*Short problem*
Your copy should begin at the line containing "Read this page and output its text content." and end at the last line of the records; transcribe those lines exactly and leave out every picture.

### Provided records ###

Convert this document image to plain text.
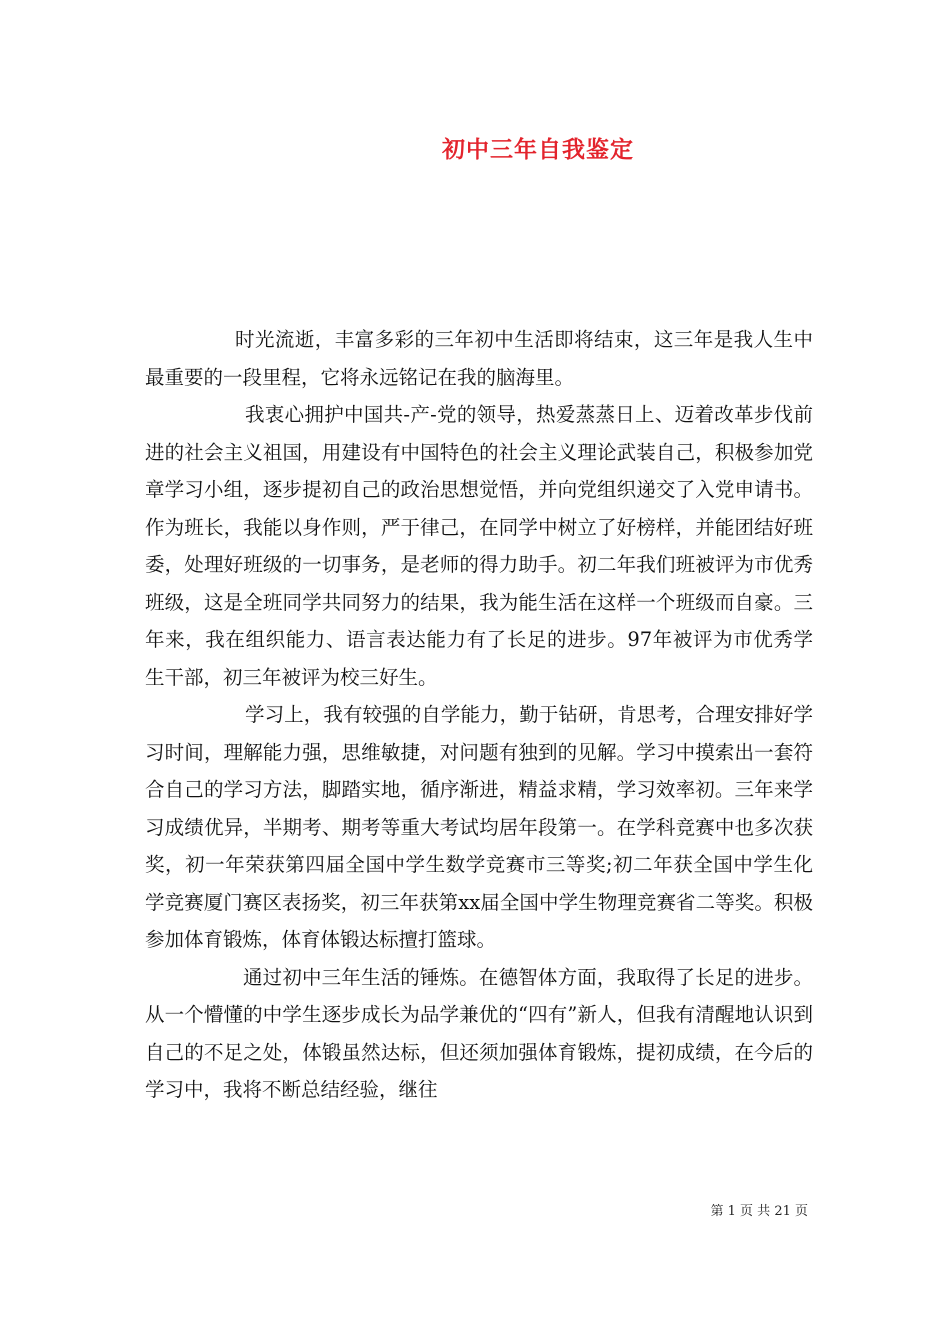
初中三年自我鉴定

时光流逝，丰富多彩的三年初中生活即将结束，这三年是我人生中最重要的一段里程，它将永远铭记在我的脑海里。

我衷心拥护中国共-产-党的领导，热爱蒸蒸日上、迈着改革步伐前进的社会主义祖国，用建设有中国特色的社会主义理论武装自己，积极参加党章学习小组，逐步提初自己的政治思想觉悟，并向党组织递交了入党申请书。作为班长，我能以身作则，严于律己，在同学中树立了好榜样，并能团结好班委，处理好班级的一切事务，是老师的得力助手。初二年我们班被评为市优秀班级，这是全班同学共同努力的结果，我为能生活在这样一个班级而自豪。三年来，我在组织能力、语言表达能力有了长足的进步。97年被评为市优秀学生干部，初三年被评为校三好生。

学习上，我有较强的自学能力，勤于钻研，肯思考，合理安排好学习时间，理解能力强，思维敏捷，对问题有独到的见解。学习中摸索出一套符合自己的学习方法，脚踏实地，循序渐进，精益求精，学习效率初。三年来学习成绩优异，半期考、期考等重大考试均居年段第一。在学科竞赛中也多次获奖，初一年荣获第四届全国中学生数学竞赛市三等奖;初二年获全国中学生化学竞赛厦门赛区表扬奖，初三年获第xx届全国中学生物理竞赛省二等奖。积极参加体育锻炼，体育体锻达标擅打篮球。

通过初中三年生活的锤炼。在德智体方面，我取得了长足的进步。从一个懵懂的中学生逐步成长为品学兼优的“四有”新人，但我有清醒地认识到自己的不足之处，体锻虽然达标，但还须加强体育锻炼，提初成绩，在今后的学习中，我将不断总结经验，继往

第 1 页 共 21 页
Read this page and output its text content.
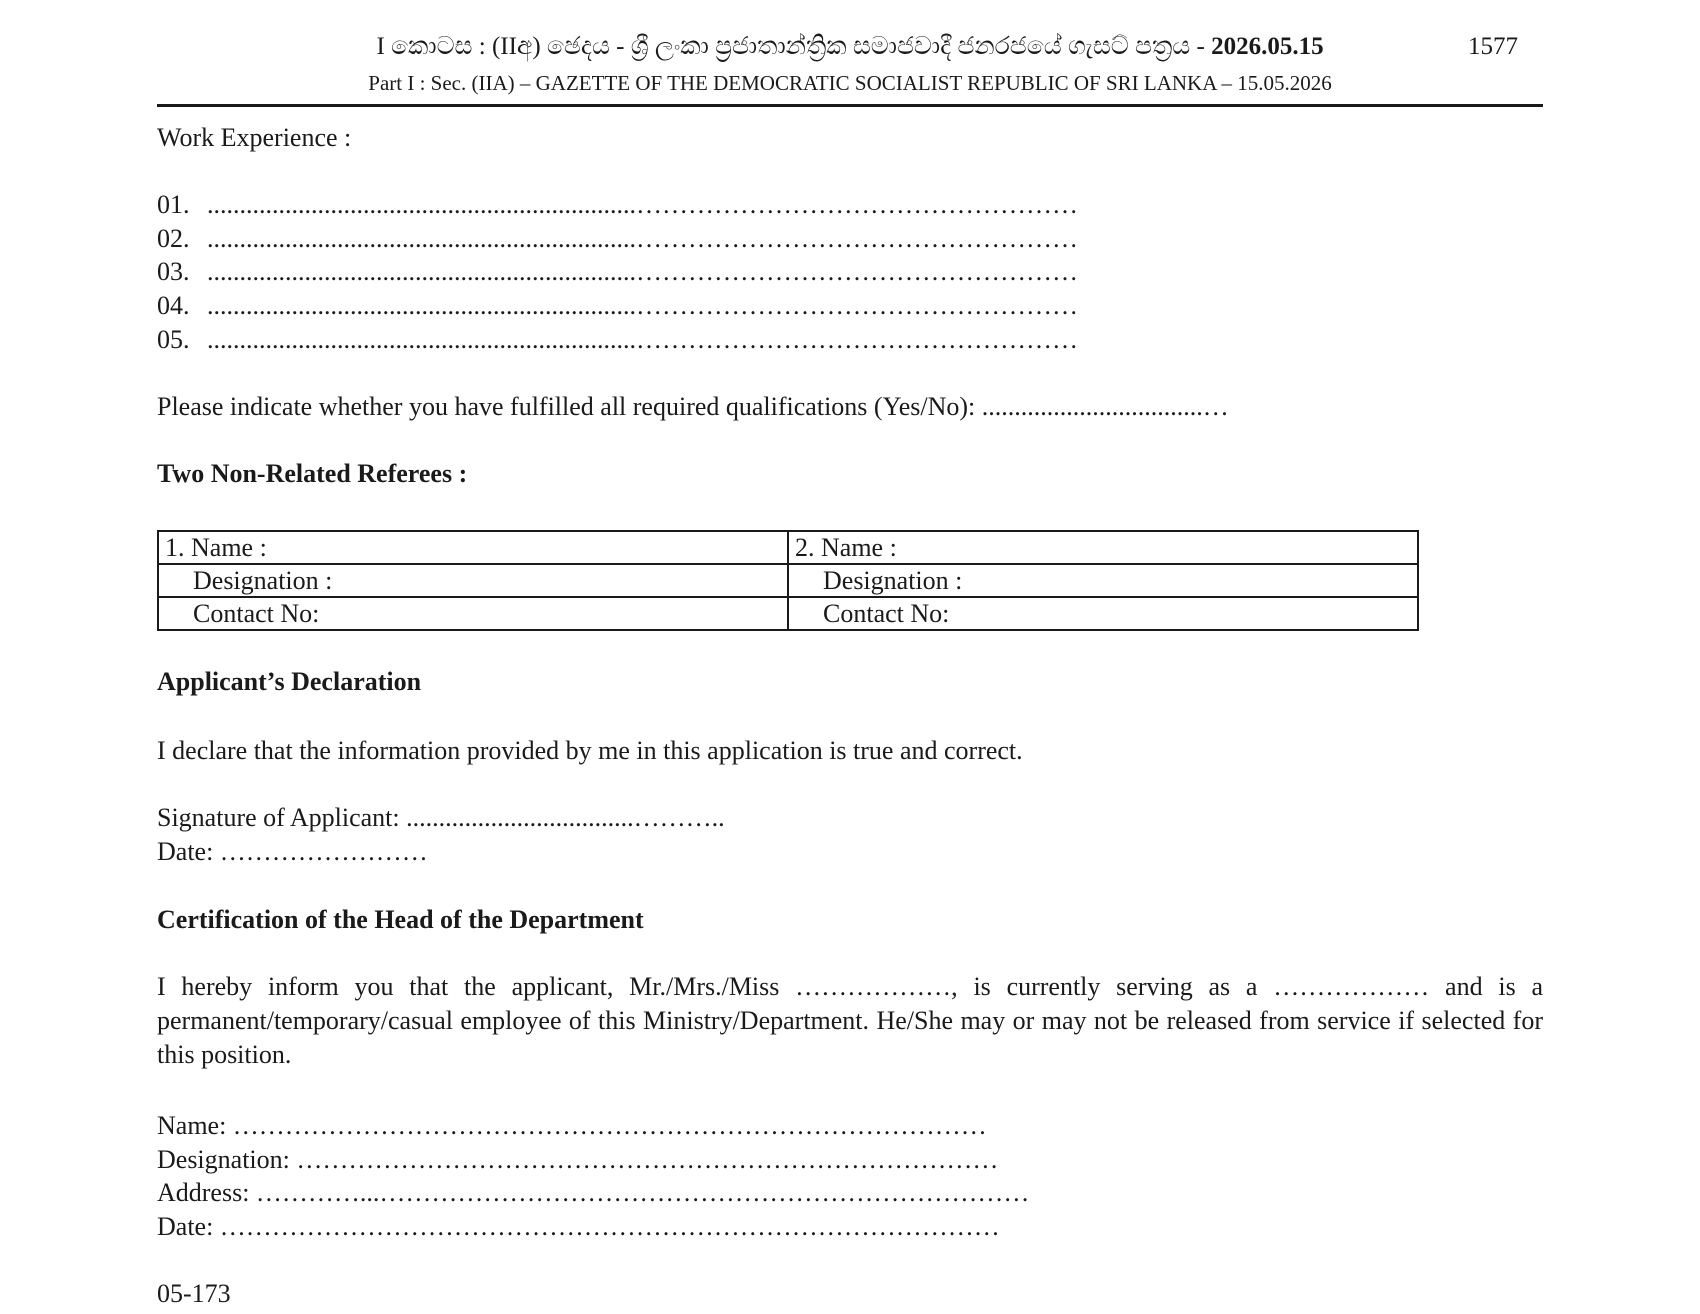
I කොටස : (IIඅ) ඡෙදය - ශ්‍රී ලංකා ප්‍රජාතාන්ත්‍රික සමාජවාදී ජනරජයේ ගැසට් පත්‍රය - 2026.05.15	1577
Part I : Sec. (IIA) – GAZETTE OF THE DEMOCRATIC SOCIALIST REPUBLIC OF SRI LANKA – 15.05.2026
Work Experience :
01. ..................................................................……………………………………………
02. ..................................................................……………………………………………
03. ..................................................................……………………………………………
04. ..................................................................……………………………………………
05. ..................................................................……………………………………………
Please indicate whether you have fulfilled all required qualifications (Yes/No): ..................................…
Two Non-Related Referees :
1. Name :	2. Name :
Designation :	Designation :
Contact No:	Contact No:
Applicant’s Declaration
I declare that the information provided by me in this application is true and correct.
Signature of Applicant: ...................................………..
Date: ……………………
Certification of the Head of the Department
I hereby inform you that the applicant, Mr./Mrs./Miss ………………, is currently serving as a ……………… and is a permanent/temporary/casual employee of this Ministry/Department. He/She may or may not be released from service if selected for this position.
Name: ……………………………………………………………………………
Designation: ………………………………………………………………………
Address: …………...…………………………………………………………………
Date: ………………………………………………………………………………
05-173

###

*Exercise answer*
Read this page and output its text content.
I කොටස : (IIඅ) ඡෙදය - ශ්‍රී ලංකා ප්‍රජාතාන්ත්‍රික සමාජවාදී ජනරජයේ ගැසට් පත්‍රය - 2026.05.15	1577
Part I : Sec. (IIA) – GAZETTE OF THE DEMOCRATIC SOCIALIST REPUBLIC OF SRI LANKA – 15.05.2026
Work Experience :
01. ..................................................................……………………………………………
02. ..................................................................……………………………………………
03. ..................................................................……………………………………………
04. ..................................................................……………………………………………
05. ..................................................................……………………………………………
Please indicate whether you have fulfilled all required qualifications (Yes/No): ..................................…
Two Non-Related Referees :
1. Name :	2. Name :
Designation :	Designation :
Contact No:	Contact No:
Applicant’s Declaration
I declare that the information provided by me in this application is true and correct.
Signature of Applicant: ...................................………..
Date: ……………………
Certification of the Head of the Department
I hereby inform you that the applicant, Mr./Mrs./Miss ………………, is currently serving as a ……………… and is a permanent/temporary/casual employee of this Ministry/Department. He/She may or may not be released from service if selected for this position.
Name: ……………………………………………………………………………
Designation: ………………………………………………………………………
Address: …………...…………………………………………………………………
Date: ………………………………………………………………………………
05-173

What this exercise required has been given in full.